# QUOTED PASSAGE
==================================================
October 23, 2005 9 Comments
Settled
OK, it’s official: Brenda, Emma and I are Boulder residents.
I moved out here in July, flying out with two suitcases and initially living in a hotel. Eventually I moved to a corporate apartment. Later on Brenda drove out here with Emma and good friend Joe providing companionship and books on tape, and then we looked for a house. We found one, and then Brenda went back to New Jersey to work a freelance gig. She came back to close on the new place, and the movers came and dumped off 217 boxes of crap, and the next day Brenda went back to New Jersey.
Well, that gig is completed (and we have a very cool autographed cast photo from Brenda’s latest production, including signatures from John Amos and Phylicia Rashad to prove it), and she arrived back in Boulder this past Friday. This weekend was the first weekend that me, Brenda and Emma were all together in Boulder in our new house, and even though with the great weather we had this weekend we should have been climbing a mountain or doing a four-hour yoga session in a tree someplace, we spent most of it right here at home, unpacking and settling in.
==================================================
# SHORT PROBLEM 1
Copy the entries below word for word, every line of them.

# INFORMATION PROVIDED
==================================================
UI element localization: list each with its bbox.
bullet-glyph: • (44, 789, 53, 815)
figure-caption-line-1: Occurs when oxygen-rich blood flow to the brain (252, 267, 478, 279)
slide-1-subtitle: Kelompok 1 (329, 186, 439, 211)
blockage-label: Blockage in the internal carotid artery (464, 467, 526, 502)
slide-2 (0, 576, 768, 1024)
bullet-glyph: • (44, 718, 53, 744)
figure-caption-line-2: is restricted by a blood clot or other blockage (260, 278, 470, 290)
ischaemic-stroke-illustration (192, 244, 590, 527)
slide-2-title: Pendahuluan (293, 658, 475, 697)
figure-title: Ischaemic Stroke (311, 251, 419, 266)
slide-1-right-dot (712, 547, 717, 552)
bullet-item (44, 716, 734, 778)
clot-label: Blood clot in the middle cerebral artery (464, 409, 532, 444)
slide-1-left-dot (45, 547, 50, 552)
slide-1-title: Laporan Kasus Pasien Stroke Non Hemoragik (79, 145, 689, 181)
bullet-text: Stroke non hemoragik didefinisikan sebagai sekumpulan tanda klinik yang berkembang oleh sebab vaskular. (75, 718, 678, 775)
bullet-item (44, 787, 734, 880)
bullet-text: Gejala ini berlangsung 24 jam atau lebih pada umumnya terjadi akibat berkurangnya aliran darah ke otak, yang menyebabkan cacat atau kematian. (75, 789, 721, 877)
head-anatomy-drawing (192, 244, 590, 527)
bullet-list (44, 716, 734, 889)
==================================================
# SHORT PROBLEM 2
Write the next part of the account of moving to Boulder, starting right after its final sentence.

# EXPECTED OUTPUT 1
UI element localization: list each with its bbox.
bullet-glyph: • (44, 789, 53, 815)
figure-caption-line-1: Occurs when oxygen-rich blood flow to the brain (252, 267, 478, 279)
slide-1-subtitle: Kelompok 1 (329, 186, 439, 211)
blockage-label: Blockage in the internal carotid artery (464, 467, 526, 502)
slide-2 (0, 576, 768, 1024)
bullet-glyph: • (44, 718, 53, 744)
figure-caption-line-2: is restricted by a blood clot or other blockage (260, 278, 470, 290)
ischaemic-stroke-illustration (192, 244, 590, 527)
slide-2-title: Pendahuluan (293, 658, 475, 697)
figure-title: Ischaemic Stroke (311, 251, 419, 266)
slide-1-right-dot (712, 547, 717, 552)
bullet-item (44, 716, 734, 778)
clot-label: Blood clot in the middle cerebral artery (464, 409, 532, 444)
slide-1-left-dot (45, 547, 50, 552)
slide-1-title: Laporan Kasus Pasien Stroke Non Hemoragik (79, 145, 689, 181)
bullet-text: Stroke non hemoragik didefinisikan sebagai sekumpulan tanda klinik yang berkembang oleh sebab vaskular. (75, 718, 678, 775)
bullet-item (44, 787, 734, 880)
bullet-text: Gejala ini berlangsung 24 jam atau lebih pada umumnya terjadi akibat berkurangnya aliran darah ke otak, yang menyebabkan cacat atau kematian. (75, 789, 721, 877)
head-anatomy-drawing (192, 244, 590, 527)
bullet-list (44, 716, 734, 889)

# EXPECTED OUTPUT 2
Today, I made a pot of soup and the fish & potatoes dish today, so the place finally smells like someone lives here.
We need patio furniture and a grill. I need to figure out why in the hell our DVD player only shows a black and white picture. Brenda’s costume shop needs to be set up. I no longer have a filing cabinet for my stuff (but now I have a couple of tupperware hanging file boxes and a labelmaker, so someday, someday by god, I will be an organized motherfucker).
We got a phone line last Thursday, and so today I set up the TiVo. It’s truly horrifying how much I love that device, and how much I missed it. I’ve since set up the wireless connection for it, so now our little TiVo can connect to the service over our wireless LAN, and if need be I can display photos from my PowerBook’s iPhoto library or play music from its iTunes library over the WLAN. The inability to do this for the last several months bothered me, even though I rarely take advantage of it. Now that I can do it again, I once again feel fully dorkonomious.
I got a bike, and am trolling eBay for more. I need parts. I need tools. I am once again addicted to bikes.
I watch the glider towplanes do their cool spiral dives back to pattern altitude from my kitchen window. Soon, after the financial dust settles from the whole move, I plan to look into either glider flying, mountain (powered) flying, or both.
We’re here. We live in Boulder, and it’s great.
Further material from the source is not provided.